-- WORK TO COMPLETE --
Lines containing "started" are to be counted. Give the number and nothing more.

-- PROVIDED DATA --
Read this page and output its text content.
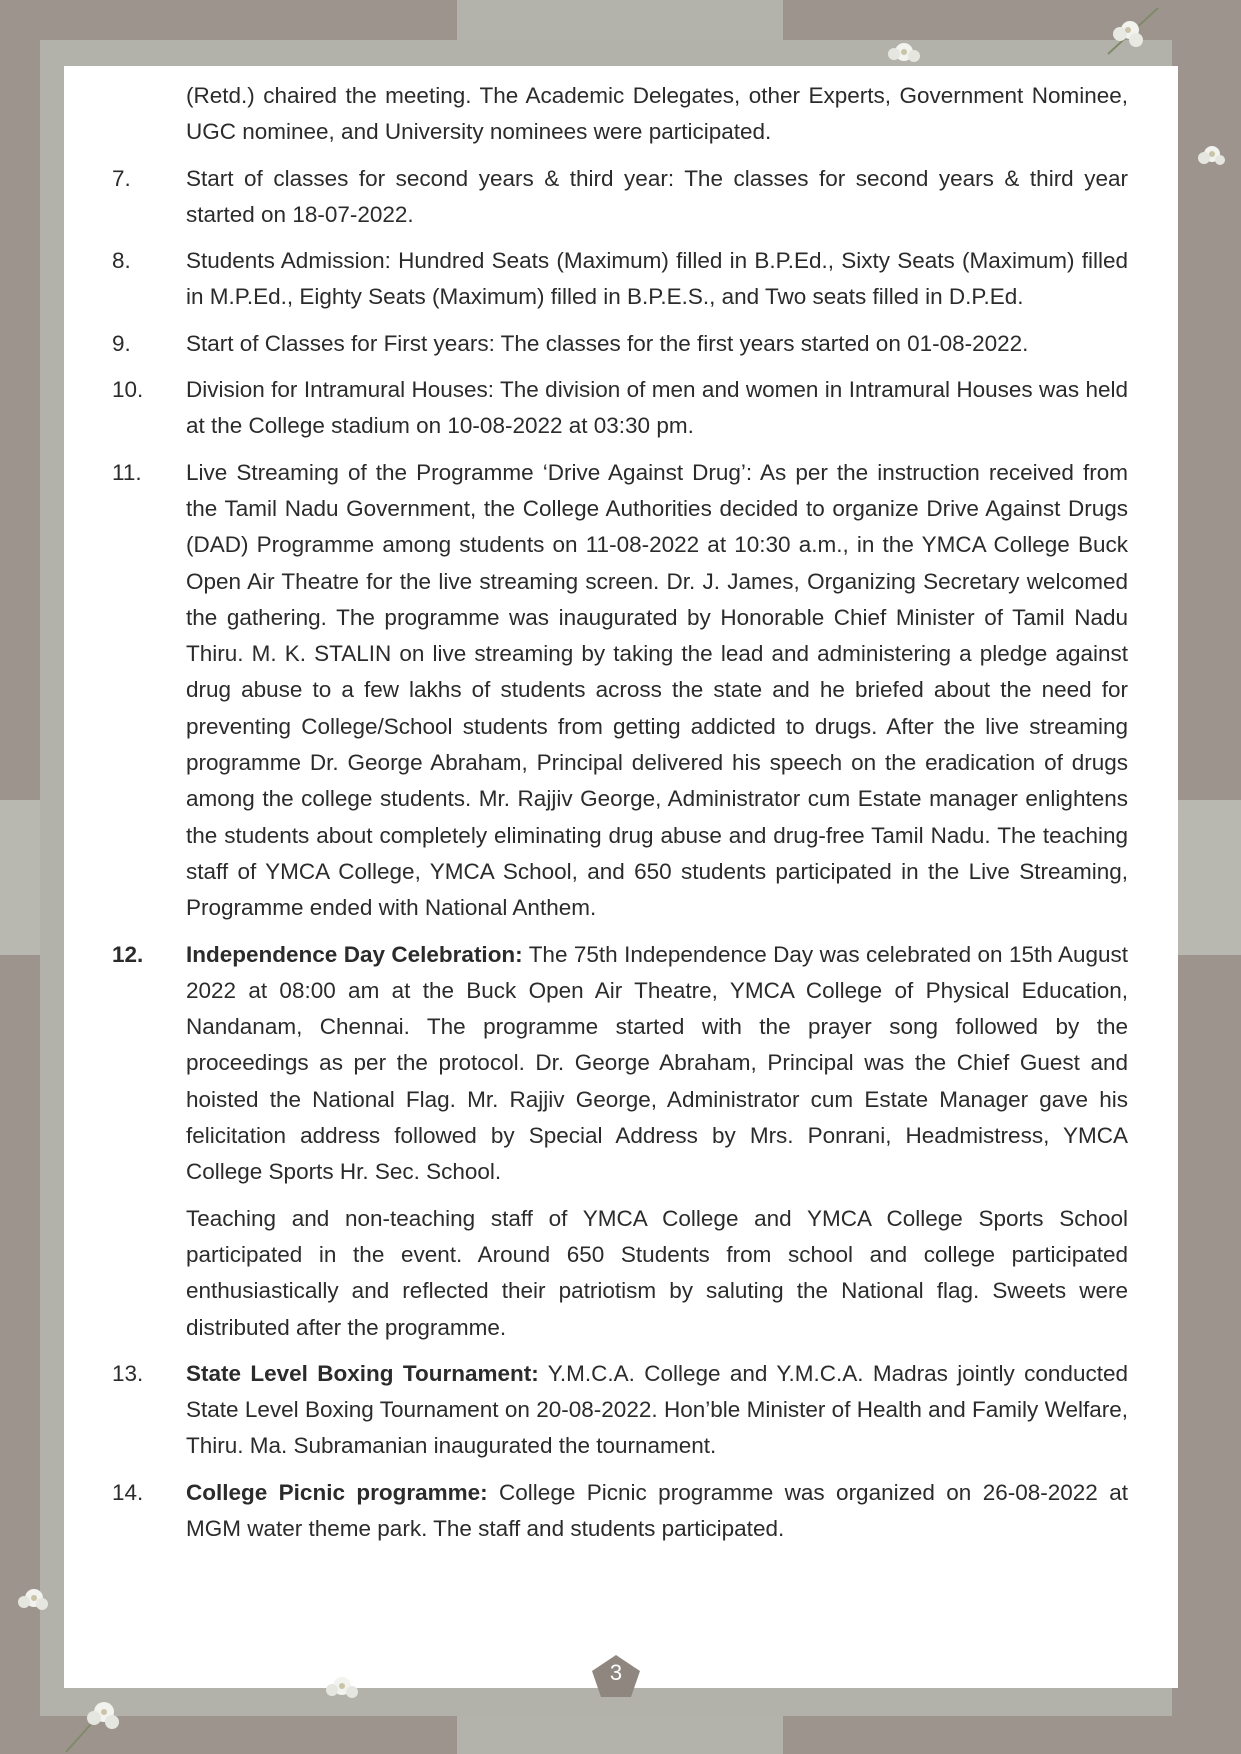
(Retd.) chaired the meeting. The Academic Delegates, other Experts, Government Nominee, UGC nominee, and University nominees were participated.
7. Start of classes for second years & third year: The classes for second years & third year started on 18-07-2022.
8. Students Admission: Hundred Seats (Maximum) filled in B.P.Ed., Sixty Seats (Maximum) filled in M.P.Ed., Eighty Seats (Maximum) filled in B.P.E.S., and Two seats filled in D.P.Ed.
9. Start of Classes for First years: The classes for the first years started on 01-08-2022.
10. Division for Intramural Houses: The division of men and women in Intramural Houses was held at the College stadium on 10-08-2022 at 03:30 pm.
11. Live Streaming of the Programme ‘Drive Against Drug’: As per the instruction received from the Tamil Nadu Government, the College Authorities decided to organize Drive Against Drugs (DAD) Programme among students on 11-08-2022 at 10:30 a.m., in the YMCA College Buck Open Air Theatre for the live streaming screen. Dr. J. James, Organizing Secretary welcomed the gathering. The programme was inaugurated by Honorable Chief Minister of Tamil Nadu Thiru. M. K. STALIN on live streaming by taking the lead and administering a pledge against drug abuse to a few lakhs of students across the state and he briefed about the need for preventing College/School students from getting addicted to drugs. After the live streaming programme Dr. George Abraham, Principal delivered his speech on the eradication of drugs among the college students. Mr. Rajjiv George, Administrator cum Estate manager enlightens the students about completely eliminating drug abuse and drug-free Tamil Nadu. The teaching staff of YMCA College, YMCA School, and 650 students participated in the Live Streaming, Programme ended with National Anthem.
12. Independence Day Celebration: The 75th Independence Day was celebrated on 15th August 2022 at 08:00 am at the Buck Open Air Theatre, YMCA College of Physical Education, Nandanam, Chennai. The programme started with the prayer song followed by the proceedings as per the protocol. Dr. George Abraham, Principal was the Chief Guest and hoisted the National Flag. Mr. Rajjiv George, Administrator cum Estate Manager gave his felicitation address followed by Special Address by Mrs. Ponrani, Headmistress, YMCA College Sports Hr. Sec. School.
Teaching and non-teaching staff of YMCA College and YMCA College Sports School participated in the event. Around 650 Students from school and college participated enthusiastically and reflected their patriotism by saluting the National flag. Sweets were distributed after the programme.
13. State Level Boxing Tournament: Y.M.C.A. College and Y.M.C.A. Madras jointly conducted State Level Boxing Tournament on 20-08-2022. Hon’ble Minister of Health and Family Welfare, Thiru. Ma. Subramanian inaugurated the tournament.
14. College Picnic programme: College Picnic programme was organized on 26-08-2022 at MGM water theme park. The staff and students participated.
3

-- FINAL RESULT --
3